Objective -> Filter the listing below, copying every line in which the word "omega" appears.

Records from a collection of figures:

● ● ● ●

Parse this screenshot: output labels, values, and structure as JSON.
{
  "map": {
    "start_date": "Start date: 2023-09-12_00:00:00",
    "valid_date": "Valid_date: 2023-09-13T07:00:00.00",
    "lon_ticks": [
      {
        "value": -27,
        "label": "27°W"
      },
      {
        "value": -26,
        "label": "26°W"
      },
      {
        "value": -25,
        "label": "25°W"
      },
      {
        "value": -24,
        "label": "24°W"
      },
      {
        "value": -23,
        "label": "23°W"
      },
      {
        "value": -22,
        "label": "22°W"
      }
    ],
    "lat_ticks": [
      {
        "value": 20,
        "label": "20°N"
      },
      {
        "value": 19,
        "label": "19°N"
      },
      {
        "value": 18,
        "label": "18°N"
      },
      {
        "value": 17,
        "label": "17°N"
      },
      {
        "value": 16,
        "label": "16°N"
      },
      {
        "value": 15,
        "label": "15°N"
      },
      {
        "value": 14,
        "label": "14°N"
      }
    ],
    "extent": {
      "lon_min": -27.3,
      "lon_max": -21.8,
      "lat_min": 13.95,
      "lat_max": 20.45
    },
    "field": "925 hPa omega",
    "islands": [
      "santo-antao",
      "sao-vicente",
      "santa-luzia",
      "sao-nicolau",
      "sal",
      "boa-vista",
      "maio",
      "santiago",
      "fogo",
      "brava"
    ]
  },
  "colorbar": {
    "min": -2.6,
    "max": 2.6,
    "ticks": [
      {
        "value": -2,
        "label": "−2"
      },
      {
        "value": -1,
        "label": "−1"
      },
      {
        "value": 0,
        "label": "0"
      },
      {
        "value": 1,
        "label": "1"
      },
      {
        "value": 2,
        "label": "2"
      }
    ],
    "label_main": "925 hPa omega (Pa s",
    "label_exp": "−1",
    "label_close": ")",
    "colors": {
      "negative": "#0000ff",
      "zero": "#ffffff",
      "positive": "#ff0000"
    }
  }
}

● ● ● ●

Solution to this exercise ->
    "field": "925 hPa omega",
    "label_main": "925 hPa omega (Pa s",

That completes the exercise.